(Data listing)
☆ ☆ ☆

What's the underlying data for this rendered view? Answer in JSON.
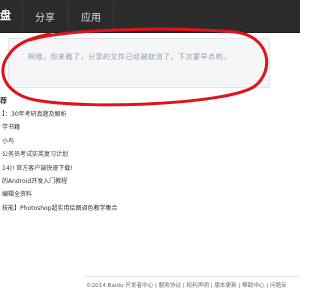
{
  "header": {
    "brand": "盘",
    "nav": [
      {
        "label": "分享"
      },
      {
        "label": "应用"
      }
    ]
  },
  "notice": {
    "message": "啊哦，你来晚了，分享的文件已经被取消了，下次要早点哟。"
  },
  "section": {
    "title": "荐"
  },
  "list": [
    {
      "text": "】：30年考研真题及解析"
    },
    {
      "text": "学书籍"
    },
    {
      "text": "小鸟"
    },
    {
      "text": "公务员考试实英复习计划"
    },
    {
      "text": "14)! 官方客户端快速下载!"
    },
    {
      "text": "的Android开发入门教程"
    },
    {
      "text": "编辑全资料"
    },
    {
      "text": "技能】Photoshop超实用绘图调色教学集合"
    }
  ],
  "footer": {
    "text": "©2014 Baidu 开发者中心 | 服务协议 | 权利声明 | 版本更新 | 帮助中心 | 问题反"
  }
}
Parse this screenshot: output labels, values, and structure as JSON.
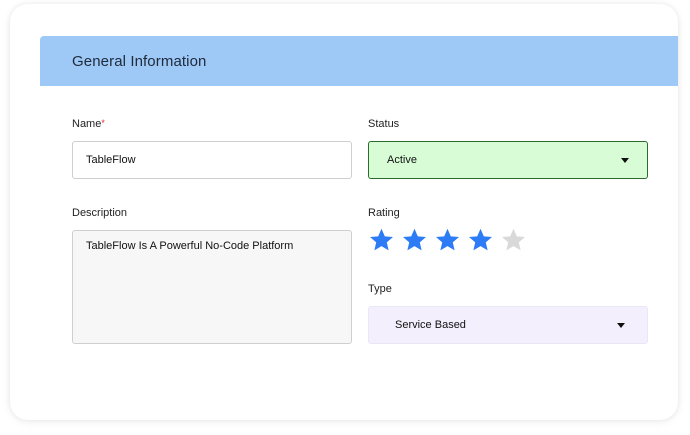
{
  "section": {
    "title": "General Information"
  },
  "form": {
    "name": {
      "label": "Name",
      "required_mark": "*",
      "value": "TableFlow"
    },
    "description": {
      "label": "Description",
      "value": "TableFlow Is A Powerful No-Code Platform"
    },
    "status": {
      "label": "Status",
      "value": "Active"
    },
    "rating": {
      "label": "Rating",
      "value": 4,
      "max": 5,
      "filled_color": "#2d7cf6",
      "empty_color": "#d9d9d9"
    },
    "type": {
      "label": "Type",
      "value": "Service Based"
    }
  },
  "colors": {
    "header_bg": "#9ec8f6",
    "status_bg": "#d8fdd6",
    "status_border": "#2d6a2d",
    "type_bg": "#f3effd"
  }
}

☆ ☆ ☆

Given problem. Restate the full listing verbatim and drop every picture.

Exercise solution.
What's the underlying data for this rendered view? Answer in JSON.
{
  "header": {
    "brand": "盘",
    "nav": [
      {
        "label": "分享"
      },
      {
        "label": "应用"
      }
    ]
  },
  "notice": {
    "message": "啊哦，你来晚了，分享的文件已经被取消了，下次要早点哟。"
  },
  "section": {
    "title": "荐"
  },
  "list": [
    {
      "text": "】：30年考研真题及解析"
    },
    {
      "text": "学书籍"
    },
    {
      "text": "小鸟"
    },
    {
      "text": "公务员考试实英复习计划"
    },
    {
      "text": "14)! 官方客户端快速下载!"
    },
    {
      "text": "的Android开发入门教程"
    },
    {
      "text": "编辑全资料"
    },
    {
      "text": "技能】Photoshop超实用绘图调色教学集合"
    }
  ],
  "footer": {
    "text": "©2014 Baidu 开发者中心 | 服务协议 | 权利声明 | 版本更新 | 帮助中心 | 问题反"
  }
}
Parse this screenshot: output labels, values, and structure as JSON.
{
  "section": {
    "title": "General Information"
  },
  "form": {
    "name": {
      "label": "Name",
      "required_mark": "*",
      "value": "TableFlow"
    },
    "description": {
      "label": "Description",
      "value": "TableFlow Is A Powerful No-Code Platform"
    },
    "status": {
      "label": "Status",
      "value": "Active"
    },
    "rating": {
      "label": "Rating",
      "value": 4,
      "max": 5,
      "filled_color": "#2d7cf6",
      "empty_color": "#d9d9d9"
    },
    "type": {
      "label": "Type",
      "value": "Service Based"
    }
  },
  "colors": {
    "header_bg": "#9ec8f6",
    "status_bg": "#d8fdd6",
    "status_border": "#2d6a2d",
    "type_bg": "#f3effd"
  }
}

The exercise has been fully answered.